> [Exercise objective] Lift out all lines below that contain "ownership".

> [Figure record listings]
============================================================

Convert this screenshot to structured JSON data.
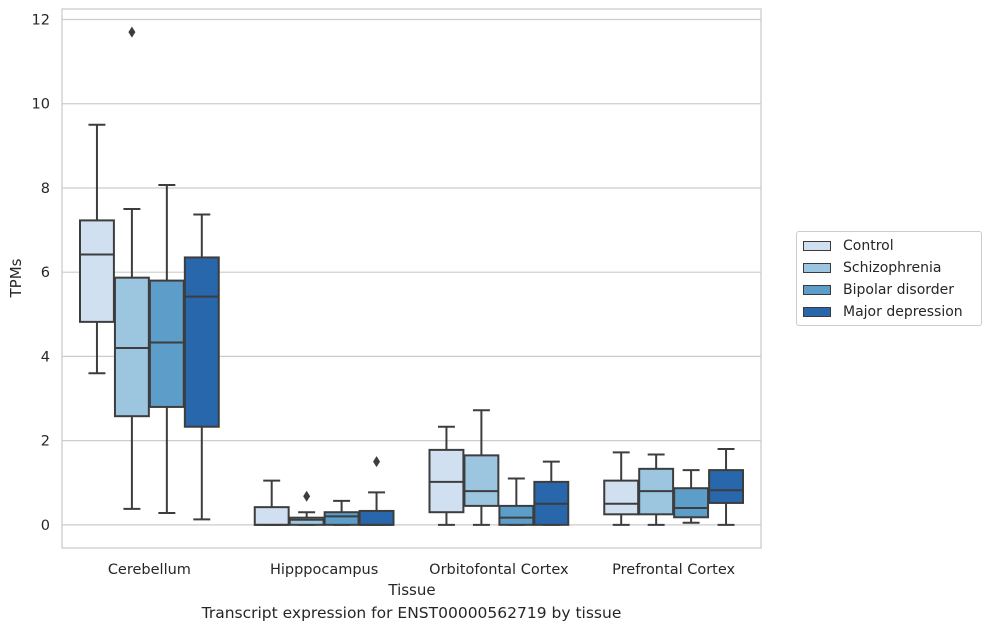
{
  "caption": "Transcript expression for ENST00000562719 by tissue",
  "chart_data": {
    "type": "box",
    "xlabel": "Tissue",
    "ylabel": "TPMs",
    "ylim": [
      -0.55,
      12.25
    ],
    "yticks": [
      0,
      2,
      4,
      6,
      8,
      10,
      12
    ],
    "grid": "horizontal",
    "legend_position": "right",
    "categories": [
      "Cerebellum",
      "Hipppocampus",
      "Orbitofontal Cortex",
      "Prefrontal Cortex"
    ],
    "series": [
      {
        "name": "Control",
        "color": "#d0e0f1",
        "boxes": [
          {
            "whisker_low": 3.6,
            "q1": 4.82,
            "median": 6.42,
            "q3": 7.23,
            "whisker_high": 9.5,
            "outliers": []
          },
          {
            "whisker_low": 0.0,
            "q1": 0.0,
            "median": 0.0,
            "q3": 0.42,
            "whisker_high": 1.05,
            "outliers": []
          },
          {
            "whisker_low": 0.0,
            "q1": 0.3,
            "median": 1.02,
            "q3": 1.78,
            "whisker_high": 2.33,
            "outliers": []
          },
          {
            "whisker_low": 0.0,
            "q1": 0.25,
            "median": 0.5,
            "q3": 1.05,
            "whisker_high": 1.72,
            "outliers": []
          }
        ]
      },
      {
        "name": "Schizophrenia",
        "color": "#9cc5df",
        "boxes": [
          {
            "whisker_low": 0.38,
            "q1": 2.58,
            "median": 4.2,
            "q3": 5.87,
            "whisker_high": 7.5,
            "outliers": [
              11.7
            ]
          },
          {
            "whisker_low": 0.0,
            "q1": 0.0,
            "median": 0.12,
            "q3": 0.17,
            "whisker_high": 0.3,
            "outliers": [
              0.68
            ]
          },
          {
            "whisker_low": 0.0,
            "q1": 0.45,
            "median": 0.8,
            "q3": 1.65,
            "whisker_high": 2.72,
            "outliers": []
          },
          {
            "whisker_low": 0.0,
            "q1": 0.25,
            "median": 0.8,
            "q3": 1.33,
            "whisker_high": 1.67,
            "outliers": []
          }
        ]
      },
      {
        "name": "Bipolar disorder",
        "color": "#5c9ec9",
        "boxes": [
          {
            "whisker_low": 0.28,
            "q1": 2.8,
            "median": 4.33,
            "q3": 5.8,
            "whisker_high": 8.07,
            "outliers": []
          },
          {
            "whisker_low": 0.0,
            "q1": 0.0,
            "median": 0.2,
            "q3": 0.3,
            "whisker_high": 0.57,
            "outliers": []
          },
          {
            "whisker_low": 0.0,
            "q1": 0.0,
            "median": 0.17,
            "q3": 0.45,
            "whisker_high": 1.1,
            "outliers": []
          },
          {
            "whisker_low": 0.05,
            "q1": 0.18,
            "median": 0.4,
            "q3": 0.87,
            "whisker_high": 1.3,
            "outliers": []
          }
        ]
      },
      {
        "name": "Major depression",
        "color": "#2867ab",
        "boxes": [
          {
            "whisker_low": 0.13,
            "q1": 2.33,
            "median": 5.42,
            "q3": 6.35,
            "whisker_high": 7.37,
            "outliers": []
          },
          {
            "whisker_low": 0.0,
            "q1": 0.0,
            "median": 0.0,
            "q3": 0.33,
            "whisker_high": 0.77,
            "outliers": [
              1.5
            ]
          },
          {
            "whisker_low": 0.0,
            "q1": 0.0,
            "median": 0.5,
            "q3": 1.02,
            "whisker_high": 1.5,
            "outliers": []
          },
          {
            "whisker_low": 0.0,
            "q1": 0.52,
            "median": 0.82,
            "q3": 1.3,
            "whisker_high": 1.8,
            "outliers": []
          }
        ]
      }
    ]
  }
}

============================================================

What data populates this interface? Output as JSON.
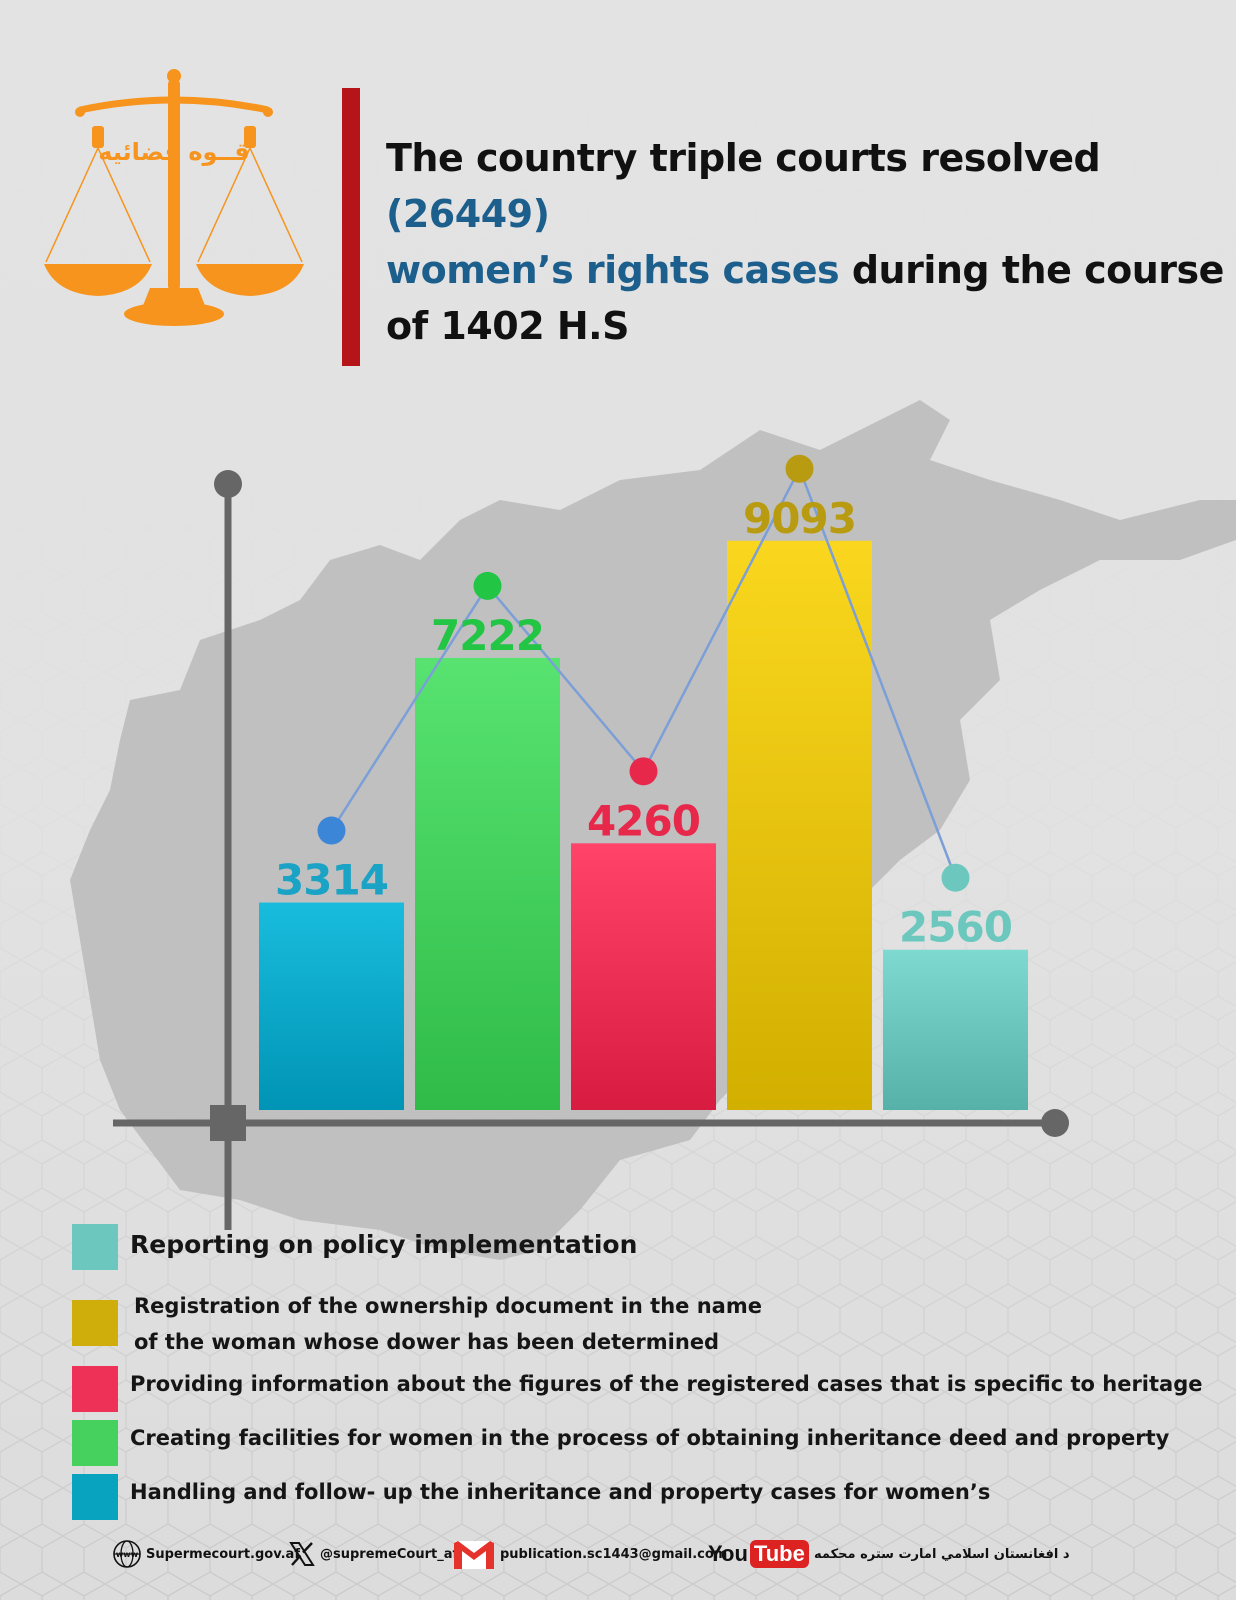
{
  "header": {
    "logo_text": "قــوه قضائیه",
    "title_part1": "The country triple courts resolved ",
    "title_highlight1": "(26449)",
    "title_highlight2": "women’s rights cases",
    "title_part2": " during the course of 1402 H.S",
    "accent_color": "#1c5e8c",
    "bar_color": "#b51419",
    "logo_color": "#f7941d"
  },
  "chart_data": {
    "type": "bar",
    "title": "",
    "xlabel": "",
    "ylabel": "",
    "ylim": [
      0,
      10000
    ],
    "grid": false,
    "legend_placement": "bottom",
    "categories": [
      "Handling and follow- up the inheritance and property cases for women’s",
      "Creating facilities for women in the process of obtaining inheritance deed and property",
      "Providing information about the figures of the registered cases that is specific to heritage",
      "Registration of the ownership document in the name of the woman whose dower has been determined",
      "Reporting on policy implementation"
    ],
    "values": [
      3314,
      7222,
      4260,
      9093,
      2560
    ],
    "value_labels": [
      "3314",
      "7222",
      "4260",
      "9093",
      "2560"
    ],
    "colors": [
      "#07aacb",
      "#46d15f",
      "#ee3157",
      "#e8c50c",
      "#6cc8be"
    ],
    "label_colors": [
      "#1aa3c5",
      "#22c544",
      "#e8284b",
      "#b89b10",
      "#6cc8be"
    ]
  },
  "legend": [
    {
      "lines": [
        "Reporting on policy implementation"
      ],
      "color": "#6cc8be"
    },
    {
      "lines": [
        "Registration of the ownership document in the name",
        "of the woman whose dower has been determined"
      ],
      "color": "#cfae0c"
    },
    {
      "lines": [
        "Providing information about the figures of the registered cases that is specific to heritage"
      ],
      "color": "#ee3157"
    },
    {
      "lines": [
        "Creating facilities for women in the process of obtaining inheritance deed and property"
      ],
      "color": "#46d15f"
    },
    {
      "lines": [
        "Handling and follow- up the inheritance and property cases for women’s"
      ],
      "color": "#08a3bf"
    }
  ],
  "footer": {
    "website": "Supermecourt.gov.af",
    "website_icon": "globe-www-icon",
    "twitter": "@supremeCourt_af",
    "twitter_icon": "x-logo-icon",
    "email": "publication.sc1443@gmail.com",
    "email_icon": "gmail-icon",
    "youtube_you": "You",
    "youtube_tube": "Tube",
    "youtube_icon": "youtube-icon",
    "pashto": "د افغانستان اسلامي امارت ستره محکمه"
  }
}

============================================================

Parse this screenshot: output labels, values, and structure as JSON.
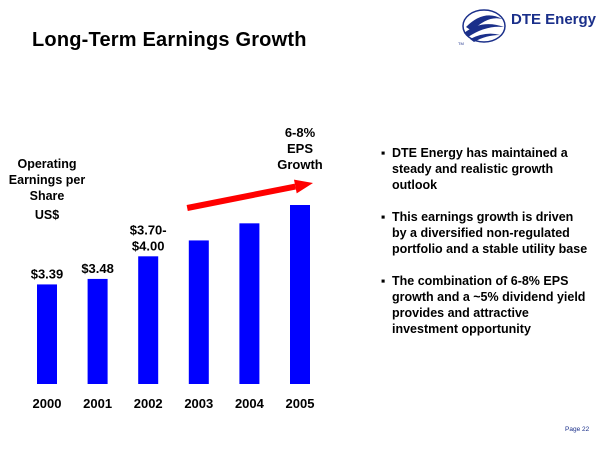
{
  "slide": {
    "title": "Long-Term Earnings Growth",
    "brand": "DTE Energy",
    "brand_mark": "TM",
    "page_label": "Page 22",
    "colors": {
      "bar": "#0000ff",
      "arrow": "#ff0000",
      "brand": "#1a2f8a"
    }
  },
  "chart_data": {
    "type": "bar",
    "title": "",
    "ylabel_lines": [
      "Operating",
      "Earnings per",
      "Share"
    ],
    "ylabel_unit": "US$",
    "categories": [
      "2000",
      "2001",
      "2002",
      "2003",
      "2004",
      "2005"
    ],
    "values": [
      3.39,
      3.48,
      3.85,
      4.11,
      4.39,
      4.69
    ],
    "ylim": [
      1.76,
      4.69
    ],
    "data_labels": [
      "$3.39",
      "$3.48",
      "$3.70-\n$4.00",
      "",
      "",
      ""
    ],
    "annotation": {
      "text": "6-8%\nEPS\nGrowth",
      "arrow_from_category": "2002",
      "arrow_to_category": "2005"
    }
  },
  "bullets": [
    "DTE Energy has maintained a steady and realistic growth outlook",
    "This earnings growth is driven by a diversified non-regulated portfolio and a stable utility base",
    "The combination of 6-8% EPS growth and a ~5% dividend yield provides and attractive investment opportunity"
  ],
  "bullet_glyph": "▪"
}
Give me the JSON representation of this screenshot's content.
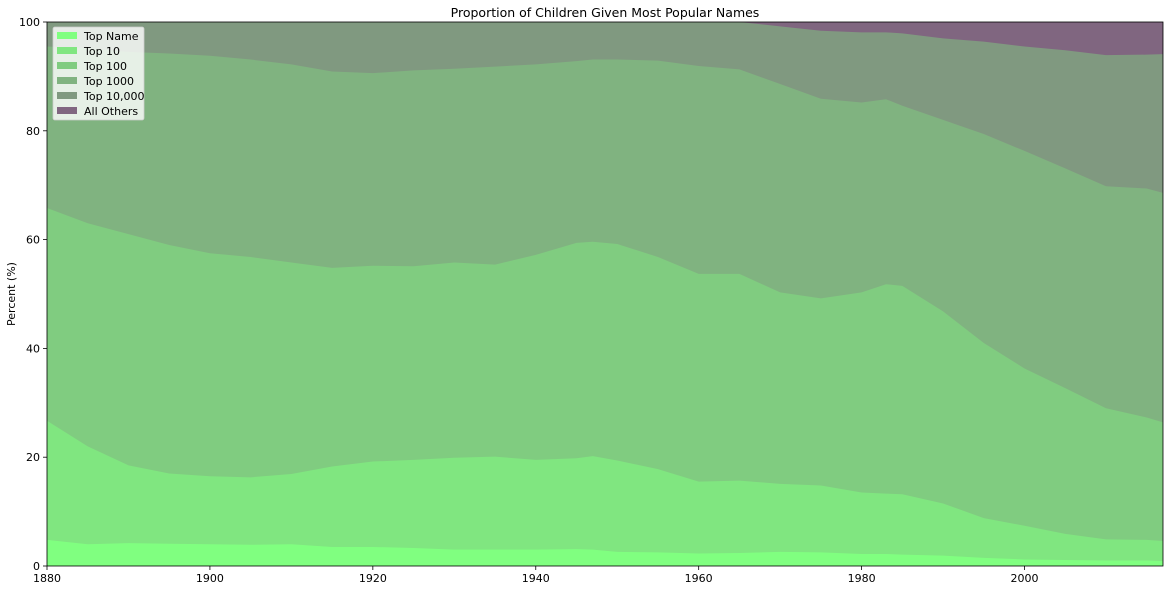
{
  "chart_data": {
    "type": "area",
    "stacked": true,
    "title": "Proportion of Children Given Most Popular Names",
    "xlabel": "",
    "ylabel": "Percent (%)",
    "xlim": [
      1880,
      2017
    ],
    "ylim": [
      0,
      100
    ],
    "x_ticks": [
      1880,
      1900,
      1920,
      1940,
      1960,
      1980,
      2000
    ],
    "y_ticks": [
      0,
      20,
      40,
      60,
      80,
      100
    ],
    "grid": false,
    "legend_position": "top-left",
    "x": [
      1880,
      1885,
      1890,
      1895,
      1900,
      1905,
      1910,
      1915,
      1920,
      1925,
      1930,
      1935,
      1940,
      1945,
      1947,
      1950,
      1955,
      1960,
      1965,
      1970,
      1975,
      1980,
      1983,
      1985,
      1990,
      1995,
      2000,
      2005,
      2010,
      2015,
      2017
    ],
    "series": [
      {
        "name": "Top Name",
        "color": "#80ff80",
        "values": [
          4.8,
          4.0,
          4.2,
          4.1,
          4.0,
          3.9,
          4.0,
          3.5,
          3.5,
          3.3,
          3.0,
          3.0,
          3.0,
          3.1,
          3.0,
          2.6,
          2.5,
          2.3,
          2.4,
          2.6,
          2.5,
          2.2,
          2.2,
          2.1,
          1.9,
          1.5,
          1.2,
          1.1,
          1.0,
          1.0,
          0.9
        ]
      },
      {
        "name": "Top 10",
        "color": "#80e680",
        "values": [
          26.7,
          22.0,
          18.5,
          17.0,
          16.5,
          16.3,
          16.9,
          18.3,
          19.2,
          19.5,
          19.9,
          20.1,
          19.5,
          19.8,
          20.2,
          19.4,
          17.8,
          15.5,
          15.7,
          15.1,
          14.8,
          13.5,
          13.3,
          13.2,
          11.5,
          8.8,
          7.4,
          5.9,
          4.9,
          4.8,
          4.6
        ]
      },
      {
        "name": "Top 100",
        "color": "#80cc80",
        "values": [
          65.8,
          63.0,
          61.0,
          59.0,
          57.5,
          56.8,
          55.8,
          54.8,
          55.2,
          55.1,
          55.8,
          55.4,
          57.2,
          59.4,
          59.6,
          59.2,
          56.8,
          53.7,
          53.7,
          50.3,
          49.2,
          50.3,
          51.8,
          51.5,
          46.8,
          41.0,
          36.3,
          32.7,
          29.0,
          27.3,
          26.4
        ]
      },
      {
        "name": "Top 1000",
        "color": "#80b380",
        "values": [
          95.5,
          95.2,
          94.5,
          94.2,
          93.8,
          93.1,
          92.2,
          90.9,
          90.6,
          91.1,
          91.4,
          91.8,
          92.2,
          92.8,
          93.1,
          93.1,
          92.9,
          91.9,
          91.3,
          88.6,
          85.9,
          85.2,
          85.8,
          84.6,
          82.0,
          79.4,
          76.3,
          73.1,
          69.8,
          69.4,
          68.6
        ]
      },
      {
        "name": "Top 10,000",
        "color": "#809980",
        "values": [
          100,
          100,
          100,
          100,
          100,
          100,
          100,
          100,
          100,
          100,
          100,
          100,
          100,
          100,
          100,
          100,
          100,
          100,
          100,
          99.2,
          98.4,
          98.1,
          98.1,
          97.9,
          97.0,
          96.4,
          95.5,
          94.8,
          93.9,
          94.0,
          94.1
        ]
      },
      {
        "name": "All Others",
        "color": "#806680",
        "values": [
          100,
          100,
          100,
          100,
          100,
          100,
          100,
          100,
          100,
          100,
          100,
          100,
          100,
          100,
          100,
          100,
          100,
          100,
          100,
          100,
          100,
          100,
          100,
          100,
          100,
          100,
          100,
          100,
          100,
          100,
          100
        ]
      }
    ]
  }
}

============================================================

> [Final result]
      "Registration of the ownership document in the name of the woman whose dower has been determined",
        "Registration of the ownership document in the name",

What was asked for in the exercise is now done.